Figure contents as structured data
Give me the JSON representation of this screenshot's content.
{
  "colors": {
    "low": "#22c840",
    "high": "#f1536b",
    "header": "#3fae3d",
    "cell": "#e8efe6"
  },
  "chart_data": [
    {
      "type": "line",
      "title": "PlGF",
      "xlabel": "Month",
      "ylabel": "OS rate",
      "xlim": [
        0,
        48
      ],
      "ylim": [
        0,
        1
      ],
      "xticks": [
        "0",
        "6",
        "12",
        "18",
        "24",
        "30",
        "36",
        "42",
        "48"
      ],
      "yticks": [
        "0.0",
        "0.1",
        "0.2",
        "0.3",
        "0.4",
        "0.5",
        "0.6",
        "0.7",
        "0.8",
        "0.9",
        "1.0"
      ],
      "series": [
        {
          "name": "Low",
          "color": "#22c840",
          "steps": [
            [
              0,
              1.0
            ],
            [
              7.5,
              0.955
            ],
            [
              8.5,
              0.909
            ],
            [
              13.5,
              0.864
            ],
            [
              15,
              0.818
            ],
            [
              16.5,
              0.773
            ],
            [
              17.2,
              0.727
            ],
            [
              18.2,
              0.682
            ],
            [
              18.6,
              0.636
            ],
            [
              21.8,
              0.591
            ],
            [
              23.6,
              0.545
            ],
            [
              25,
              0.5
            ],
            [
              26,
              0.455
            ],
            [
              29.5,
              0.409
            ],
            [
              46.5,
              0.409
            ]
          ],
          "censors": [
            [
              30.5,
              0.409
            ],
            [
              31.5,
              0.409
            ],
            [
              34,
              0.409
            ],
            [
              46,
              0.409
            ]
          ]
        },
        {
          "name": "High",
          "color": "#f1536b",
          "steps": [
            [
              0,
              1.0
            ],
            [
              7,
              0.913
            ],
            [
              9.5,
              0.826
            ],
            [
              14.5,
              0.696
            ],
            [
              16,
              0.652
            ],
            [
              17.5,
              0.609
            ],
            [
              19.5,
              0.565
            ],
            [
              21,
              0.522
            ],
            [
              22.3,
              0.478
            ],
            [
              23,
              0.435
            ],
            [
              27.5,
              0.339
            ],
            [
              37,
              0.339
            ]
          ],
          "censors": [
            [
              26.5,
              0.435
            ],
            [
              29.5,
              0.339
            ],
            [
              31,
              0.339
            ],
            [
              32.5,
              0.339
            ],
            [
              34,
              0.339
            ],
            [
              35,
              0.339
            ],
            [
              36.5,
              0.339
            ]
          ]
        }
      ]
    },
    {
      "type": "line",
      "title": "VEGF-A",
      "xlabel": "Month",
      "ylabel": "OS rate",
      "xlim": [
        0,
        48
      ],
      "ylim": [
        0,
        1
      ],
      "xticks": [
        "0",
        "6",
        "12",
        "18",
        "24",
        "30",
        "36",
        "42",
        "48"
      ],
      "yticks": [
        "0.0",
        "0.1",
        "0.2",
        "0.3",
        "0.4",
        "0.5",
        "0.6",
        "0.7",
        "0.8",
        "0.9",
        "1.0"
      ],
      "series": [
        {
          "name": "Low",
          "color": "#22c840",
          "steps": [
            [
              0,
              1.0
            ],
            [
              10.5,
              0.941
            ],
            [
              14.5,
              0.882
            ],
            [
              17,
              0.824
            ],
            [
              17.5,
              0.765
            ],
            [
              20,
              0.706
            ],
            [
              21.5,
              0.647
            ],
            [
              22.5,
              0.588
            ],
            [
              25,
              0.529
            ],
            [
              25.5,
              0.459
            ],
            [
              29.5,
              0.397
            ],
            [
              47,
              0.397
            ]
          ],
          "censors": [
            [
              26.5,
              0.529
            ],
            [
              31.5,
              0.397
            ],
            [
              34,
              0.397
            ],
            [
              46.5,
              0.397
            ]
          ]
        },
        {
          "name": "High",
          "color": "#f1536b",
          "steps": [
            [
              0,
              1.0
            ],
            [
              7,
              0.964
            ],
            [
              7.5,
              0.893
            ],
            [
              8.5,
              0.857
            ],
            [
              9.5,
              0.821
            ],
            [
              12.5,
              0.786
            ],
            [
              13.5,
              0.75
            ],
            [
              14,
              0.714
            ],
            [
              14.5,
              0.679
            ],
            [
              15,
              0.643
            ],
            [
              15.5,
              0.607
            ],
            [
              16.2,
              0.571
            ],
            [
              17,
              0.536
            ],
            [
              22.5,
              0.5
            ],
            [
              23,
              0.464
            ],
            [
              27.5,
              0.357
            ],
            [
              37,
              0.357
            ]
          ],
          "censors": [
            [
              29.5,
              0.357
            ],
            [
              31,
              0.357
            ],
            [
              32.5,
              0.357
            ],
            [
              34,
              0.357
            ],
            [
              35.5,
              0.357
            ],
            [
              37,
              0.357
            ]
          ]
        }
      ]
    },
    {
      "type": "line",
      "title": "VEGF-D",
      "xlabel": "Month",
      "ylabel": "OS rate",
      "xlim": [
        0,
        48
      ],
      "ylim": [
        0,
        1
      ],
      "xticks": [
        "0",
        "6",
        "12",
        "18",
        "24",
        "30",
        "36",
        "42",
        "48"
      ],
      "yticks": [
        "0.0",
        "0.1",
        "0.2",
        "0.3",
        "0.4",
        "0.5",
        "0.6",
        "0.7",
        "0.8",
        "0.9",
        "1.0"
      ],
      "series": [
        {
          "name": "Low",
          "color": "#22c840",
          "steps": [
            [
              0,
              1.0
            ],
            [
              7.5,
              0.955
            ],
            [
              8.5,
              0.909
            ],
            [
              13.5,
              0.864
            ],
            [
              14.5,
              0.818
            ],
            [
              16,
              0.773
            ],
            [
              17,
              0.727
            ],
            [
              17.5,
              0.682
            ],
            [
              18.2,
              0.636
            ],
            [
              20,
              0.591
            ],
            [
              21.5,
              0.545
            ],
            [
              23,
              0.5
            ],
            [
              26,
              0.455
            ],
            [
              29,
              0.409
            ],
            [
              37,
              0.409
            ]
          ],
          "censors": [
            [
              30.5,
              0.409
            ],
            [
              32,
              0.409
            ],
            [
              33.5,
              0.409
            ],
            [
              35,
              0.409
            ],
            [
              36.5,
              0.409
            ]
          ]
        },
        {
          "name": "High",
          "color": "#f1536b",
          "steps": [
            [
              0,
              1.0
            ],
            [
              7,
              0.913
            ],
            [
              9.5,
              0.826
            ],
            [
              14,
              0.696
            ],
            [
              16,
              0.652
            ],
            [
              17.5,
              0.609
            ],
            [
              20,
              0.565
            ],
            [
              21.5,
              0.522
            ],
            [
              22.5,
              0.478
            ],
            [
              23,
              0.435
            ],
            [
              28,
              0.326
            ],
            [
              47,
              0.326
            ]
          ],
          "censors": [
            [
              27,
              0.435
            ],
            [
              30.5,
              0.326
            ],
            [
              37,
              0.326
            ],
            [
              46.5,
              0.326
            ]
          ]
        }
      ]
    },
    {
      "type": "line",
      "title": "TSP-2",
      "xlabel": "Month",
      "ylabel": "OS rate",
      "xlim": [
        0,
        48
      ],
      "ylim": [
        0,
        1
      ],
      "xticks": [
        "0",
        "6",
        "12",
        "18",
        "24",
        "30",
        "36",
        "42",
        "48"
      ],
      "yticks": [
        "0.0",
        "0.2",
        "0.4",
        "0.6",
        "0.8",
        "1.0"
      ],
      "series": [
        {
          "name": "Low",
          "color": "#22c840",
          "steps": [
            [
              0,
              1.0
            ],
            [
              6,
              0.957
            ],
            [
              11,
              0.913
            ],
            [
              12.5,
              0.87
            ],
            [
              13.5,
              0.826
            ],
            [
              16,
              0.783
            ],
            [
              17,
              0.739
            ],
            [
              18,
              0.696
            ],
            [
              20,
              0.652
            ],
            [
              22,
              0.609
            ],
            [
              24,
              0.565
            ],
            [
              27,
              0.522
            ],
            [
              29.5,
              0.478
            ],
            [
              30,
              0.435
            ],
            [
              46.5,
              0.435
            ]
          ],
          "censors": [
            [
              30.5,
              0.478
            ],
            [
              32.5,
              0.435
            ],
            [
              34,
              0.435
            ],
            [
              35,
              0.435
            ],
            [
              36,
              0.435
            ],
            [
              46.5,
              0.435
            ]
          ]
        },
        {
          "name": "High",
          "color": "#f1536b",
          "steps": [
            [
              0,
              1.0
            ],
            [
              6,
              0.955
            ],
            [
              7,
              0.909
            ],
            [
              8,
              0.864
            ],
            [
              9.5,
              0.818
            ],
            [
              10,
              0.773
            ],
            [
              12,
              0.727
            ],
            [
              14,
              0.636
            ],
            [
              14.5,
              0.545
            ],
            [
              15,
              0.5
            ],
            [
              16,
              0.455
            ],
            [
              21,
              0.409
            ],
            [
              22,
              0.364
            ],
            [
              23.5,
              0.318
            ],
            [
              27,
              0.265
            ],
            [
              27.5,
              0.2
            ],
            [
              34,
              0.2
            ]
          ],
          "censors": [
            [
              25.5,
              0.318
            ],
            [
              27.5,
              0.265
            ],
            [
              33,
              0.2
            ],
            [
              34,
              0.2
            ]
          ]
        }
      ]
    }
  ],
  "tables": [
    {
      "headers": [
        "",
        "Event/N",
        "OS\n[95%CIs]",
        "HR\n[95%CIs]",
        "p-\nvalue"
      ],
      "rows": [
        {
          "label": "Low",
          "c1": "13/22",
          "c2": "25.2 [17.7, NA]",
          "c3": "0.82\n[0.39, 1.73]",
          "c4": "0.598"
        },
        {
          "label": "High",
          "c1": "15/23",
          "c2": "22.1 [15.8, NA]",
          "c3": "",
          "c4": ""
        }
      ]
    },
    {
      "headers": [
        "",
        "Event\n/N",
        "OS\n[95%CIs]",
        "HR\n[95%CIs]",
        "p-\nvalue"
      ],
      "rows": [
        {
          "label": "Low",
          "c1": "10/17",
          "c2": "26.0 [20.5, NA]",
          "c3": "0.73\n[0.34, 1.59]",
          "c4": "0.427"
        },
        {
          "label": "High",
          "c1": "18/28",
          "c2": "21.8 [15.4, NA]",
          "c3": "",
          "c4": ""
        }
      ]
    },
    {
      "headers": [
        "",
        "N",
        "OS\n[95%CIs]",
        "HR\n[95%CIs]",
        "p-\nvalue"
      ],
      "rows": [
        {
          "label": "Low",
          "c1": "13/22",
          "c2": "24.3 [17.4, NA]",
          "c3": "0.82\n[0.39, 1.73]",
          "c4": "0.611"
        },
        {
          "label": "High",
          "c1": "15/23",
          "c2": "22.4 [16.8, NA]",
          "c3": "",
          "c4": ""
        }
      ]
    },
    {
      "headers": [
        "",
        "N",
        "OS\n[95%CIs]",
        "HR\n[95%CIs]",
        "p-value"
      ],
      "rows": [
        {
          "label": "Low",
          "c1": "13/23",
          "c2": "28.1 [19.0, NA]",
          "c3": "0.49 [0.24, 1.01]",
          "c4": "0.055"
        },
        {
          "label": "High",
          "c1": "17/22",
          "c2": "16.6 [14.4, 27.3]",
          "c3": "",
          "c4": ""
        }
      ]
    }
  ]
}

• _Stated exercise_
Gather up every line from the listing above in which the word "title" occurs.

• _Answer to the task_
      "title": "PlGF",
      "title": "VEGF-A",
      "title": "VEGF-D",
      "title": "TSP-2",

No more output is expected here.